■ CONSIGNE 1: Recopiez à l'identique les enregistrements en partant du tout début et en terminant par la ligne qui contient "swap-icon (999, 2533, 1053, 2576)", cette dernière comprise.

Zerfall, un projet de théâtre sous les voies de chemin de fer
Zerfall commence par le "Z" qui termine "Verzuz", un
atelier que tenaient Laurent Cartuyveels et Bram Borloo juste avant nous dans
un autre local de Recyclart. En fait, c'est grâce à eux que j'ai eu l'idée de
l'atelier.
Il y a une culture free flamande qui n'existait
(n'existe) pas, ou à peine, dans le monde francophone. La démarche de Laurent
m'a fait un effet très important. Je me souviens de concerts absolument
incroyables à Verzuz où il n'y avait personne pour écouter le concert, Tout le
monde était dehors buvait des chopes qui sortaient d'un casier et fumait des
clopes ou des joints. Laurent se plaignait à chaque concert que le son allait
trop fort. C'était de le pure énergie. Rien, absolument rien, de construit. Le
pur plaisir de faire du son. De la noise sombre et foutraque mais si émouvante,
de la pure poésie de gamins mal élevés. Le son mêlé à une recherche plastique :
les flyers cabossés et les montages fragiles de Bram étaient en accord complet
avec le bordel agissant de l'atelier.
Je dois dire que c'est grâce à Xavier Garcia Bardón, à Christophe Piette et à Benjamin Francart que j'ai découvert ce monde-là. Ces trois amis m'ont accompagné de près. Ça m'a donné l'idée de mêler le théâtre à tout ça, de le sortir de la joliesse et de sa gentillesse. J'avais vu une mise en scène anarchique d'une pièce d'Elfriede Jelinek au Palais des Beaux Arts, et la liberté de la mise en scène tranchait avec ce que j'avais l'habitude de voir au Rideau de Bruxelles.

■ ENREGISTREMENTS DE DONNÉES:

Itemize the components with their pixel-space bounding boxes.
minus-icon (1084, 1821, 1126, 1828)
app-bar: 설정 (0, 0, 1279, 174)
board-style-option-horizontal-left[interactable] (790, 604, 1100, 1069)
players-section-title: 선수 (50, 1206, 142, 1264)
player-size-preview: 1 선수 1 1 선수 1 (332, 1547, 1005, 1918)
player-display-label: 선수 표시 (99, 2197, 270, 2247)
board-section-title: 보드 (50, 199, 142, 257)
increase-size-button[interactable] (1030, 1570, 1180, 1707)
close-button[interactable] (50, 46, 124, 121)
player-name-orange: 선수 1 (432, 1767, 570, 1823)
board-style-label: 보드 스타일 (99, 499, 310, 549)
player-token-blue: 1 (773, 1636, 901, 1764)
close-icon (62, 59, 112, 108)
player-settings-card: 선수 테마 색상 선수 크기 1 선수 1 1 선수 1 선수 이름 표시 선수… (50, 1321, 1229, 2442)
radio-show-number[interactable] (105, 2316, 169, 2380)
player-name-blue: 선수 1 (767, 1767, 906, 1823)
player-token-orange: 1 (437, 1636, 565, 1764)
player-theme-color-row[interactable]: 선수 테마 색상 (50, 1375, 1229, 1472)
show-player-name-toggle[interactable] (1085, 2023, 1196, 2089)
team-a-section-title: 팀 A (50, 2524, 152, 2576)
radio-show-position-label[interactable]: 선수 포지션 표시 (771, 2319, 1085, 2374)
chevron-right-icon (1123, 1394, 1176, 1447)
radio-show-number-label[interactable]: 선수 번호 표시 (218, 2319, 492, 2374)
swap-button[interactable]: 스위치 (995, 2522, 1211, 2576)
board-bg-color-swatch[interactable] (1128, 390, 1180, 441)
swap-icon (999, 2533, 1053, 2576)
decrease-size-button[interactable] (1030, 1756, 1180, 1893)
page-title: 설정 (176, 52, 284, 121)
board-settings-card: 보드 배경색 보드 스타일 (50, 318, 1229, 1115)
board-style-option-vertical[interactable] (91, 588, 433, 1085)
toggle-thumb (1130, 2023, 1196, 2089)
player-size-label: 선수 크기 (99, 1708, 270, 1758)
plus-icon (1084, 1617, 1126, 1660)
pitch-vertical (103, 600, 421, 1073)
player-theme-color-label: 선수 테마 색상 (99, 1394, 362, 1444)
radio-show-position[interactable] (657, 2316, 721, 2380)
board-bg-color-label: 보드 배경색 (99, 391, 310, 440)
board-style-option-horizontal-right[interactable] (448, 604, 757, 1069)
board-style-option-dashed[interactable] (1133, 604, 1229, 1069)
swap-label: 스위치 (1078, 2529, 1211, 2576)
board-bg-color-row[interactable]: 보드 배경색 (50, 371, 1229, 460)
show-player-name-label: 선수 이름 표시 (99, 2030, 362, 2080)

■ CONSIGNE 2: Retranscrivez fidèlement l'article sur le projet de théâtre Zerfall dans son intégralité.

■ RÉPONSE 1:
Itemize the components with their pixel-space bounding boxes.
minus-icon (1084, 1821, 1126, 1828)
app-bar: 설정 (0, 0, 1279, 174)
board-style-option-horizontal-left[interactable] (790, 604, 1100, 1069)
players-section-title: 선수 (50, 1206, 142, 1264)
player-size-preview: 1 선수 1 1 선수 1 (332, 1547, 1005, 1918)
player-display-label: 선수 표시 (99, 2197, 270, 2247)
board-section-title: 보드 (50, 199, 142, 257)
increase-size-button[interactable] (1030, 1570, 1180, 1707)
close-button[interactable] (50, 46, 124, 121)
player-name-orange: 선수 1 (432, 1767, 570, 1823)
board-style-label: 보드 스타일 (99, 499, 310, 549)
player-token-blue: 1 (773, 1636, 901, 1764)
close-icon (62, 59, 112, 108)
player-settings-card: 선수 테마 색상 선수 크기 1 선수 1 1 선수 1 선수 이름 표시 선수… (50, 1321, 1229, 2442)
radio-show-number[interactable] (105, 2316, 169, 2380)
player-name-blue: 선수 1 (767, 1767, 906, 1823)
player-token-orange: 1 (437, 1636, 565, 1764)
player-theme-color-row[interactable]: 선수 테마 색상 (50, 1375, 1229, 1472)
show-player-name-toggle[interactable] (1085, 2023, 1196, 2089)
team-a-section-title: 팀 A (50, 2524, 152, 2576)
radio-show-position-label[interactable]: 선수 포지션 표시 (771, 2319, 1085, 2374)
chevron-right-icon (1123, 1394, 1176, 1447)
radio-show-number-label[interactable]: 선수 번호 표시 (218, 2319, 492, 2374)
swap-button[interactable]: 스위치 (995, 2522, 1211, 2576)
board-bg-color-swatch[interactable] (1128, 390, 1180, 441)
swap-icon (999, 2533, 1053, 2576)

■ RÉPONSE 2:
Zerfall, un projet de théâtre sous les voies de chemin de fer
Zerfall commence par le "Z" qui termine "Verzuz", un
atelier que tenaient Laurent Cartuyveels et Bram Borloo juste avant nous dans
un autre local de Recyclart. En fait, c'est grâce à eux que j'ai eu l'idée de
l'atelier.
Il y a une culture free flamande qui n'existait
(n'existe) pas, ou à peine, dans le monde francophone. La démarche de Laurent
m'a fait un effet très important. Je me souviens de concerts absolument
incroyables à Verzuz où il n'y avait personne pour écouter le concert, Tout le
monde était dehors buvait des chopes qui sortaient d'un casier et fumait des
clopes ou des joints. Laurent se plaignait à chaque concert que le son allait
trop fort. C'était de le pure énergie. Rien, absolument rien, de construit. Le
pur plaisir de faire du son. De la noise sombre et foutraque mais si émouvante,
de la pure poésie de gamins mal élevés. Le son mêlé à une recherche plastique :
les flyers cabossés et les montages fragiles de Bram étaient en accord complet
avec le bordel agissant de l'atelier.
Je dois dire que c'est grâce à Xavier Garcia Bardón, à Christophe Piette et à Benjamin Francart que j'ai découvert ce monde-là. Ces trois amis m'ont accompagné de près. Ça m'a donné l'idée de mêler le théâtre à tout ça, de le sortir de la joliesse et de sa gentillesse. J'avais vu une mise en scène anarchique d'une pièce d'Elfriede Jelinek au Palais des Beaux Arts, et la liberté de la mise en scène tranchait avec ce que j'avais l'habitude de voir au Rideau de Bruxelles.